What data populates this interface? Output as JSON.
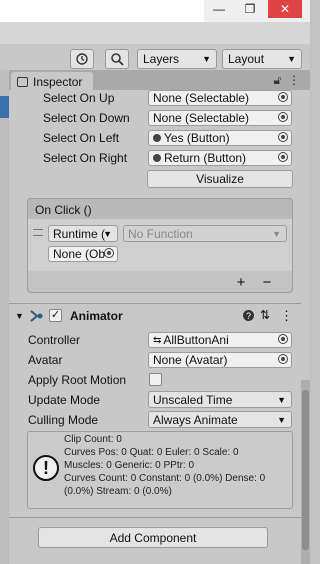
{
  "window": {
    "minimize": "—",
    "maximize": "❐",
    "close": "✕"
  },
  "toolbar": {
    "layers_label": "Layers",
    "layout_label": "Layout",
    "history_icon": "history-icon",
    "search_icon": "search-icon"
  },
  "inspector": {
    "tab_label": "Inspector"
  },
  "navigation": {
    "rows": [
      {
        "label": "Select On Up",
        "value": "None (Selectable)"
      },
      {
        "label": "Select On Down",
        "value": "None (Selectable)"
      },
      {
        "label": "Select On Left",
        "value": "Yes (Button)"
      },
      {
        "label": "Select On Right",
        "value": "Return (Button)"
      }
    ],
    "visualize_label": "Visualize"
  },
  "on_click": {
    "header": "On Click ()",
    "runtime_value": "Runtime (",
    "function_value": "No Function",
    "object_value": "None (Ob",
    "add_label": "+",
    "remove_label": "−"
  },
  "animator": {
    "title": "Animator",
    "enabled": true,
    "controller_label": "Controller",
    "controller_value": "AllButtonAni",
    "avatar_label": "Avatar",
    "avatar_value": "None (Avatar)",
    "apply_root_motion_label": "Apply Root Motion",
    "apply_root_motion": false,
    "update_mode_label": "Update Mode",
    "update_mode_value": "Unscaled Time",
    "culling_mode_label": "Culling Mode",
    "culling_mode_value": "Always Animate",
    "info": [
      "Clip Count: 0",
      "Curves Pos: 0 Quat: 0 Euler: 0 Scale: 0",
      "Muscles: 0 Generic: 0 PPtr: 0",
      "Curves Count: 0 Constant: 0 (0.0%) Dense: 0",
      "(0.0%) Stream: 0 (0.0%)"
    ]
  },
  "add_component_label": "Add Component"
}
§
EXERCISE TASK
Copy every line that contains the string "Curves".

EXERCISE RESULT
      "Curves Pos: 0 Quat: 0 Euler: 0 Scale: 0",
      "Curves Count: 0 Constant: 0 (0.0%) Dense: 0",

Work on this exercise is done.